§ **OBJECTIVE**
In the data below, find every line that has the string "Output", and copy it.

###

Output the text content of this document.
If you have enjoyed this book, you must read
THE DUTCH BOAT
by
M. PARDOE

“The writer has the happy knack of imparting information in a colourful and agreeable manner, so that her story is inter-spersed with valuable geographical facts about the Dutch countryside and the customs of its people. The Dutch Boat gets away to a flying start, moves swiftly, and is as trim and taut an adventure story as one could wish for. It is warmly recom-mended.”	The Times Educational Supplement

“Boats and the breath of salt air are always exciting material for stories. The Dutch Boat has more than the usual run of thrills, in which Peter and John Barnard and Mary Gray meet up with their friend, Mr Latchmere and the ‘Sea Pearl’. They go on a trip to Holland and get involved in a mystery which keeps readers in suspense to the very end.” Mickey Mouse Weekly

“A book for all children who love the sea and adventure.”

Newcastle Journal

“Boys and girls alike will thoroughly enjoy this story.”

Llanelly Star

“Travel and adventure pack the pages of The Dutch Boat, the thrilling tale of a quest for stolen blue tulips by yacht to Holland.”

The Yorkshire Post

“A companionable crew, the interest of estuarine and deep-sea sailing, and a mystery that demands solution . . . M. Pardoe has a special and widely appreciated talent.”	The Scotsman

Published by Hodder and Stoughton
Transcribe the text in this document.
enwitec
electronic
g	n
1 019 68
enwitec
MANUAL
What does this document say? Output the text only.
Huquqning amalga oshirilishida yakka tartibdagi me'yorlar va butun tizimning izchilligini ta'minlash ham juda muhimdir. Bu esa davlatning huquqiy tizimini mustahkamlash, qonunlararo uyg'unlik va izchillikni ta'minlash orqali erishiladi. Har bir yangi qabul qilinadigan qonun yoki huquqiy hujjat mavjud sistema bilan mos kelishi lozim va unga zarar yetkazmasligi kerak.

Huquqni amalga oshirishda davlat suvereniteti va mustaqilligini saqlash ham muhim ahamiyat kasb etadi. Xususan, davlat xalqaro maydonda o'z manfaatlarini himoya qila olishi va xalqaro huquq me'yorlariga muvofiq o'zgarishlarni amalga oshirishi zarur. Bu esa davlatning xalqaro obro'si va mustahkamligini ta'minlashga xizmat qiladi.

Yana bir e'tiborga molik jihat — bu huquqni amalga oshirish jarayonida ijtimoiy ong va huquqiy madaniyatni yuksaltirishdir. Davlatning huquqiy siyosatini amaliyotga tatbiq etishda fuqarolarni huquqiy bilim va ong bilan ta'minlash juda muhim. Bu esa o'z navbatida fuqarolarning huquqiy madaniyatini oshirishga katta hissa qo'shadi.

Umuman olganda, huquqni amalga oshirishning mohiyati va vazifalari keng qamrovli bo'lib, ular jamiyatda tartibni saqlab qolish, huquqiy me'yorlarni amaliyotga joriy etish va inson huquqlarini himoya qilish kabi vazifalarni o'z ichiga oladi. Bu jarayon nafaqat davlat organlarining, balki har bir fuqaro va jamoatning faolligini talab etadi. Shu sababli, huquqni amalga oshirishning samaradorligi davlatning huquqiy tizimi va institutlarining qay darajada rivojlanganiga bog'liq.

###

§ **ANSWER IN FULL**
Output the text content of this document.
What does this document say? Output the text only.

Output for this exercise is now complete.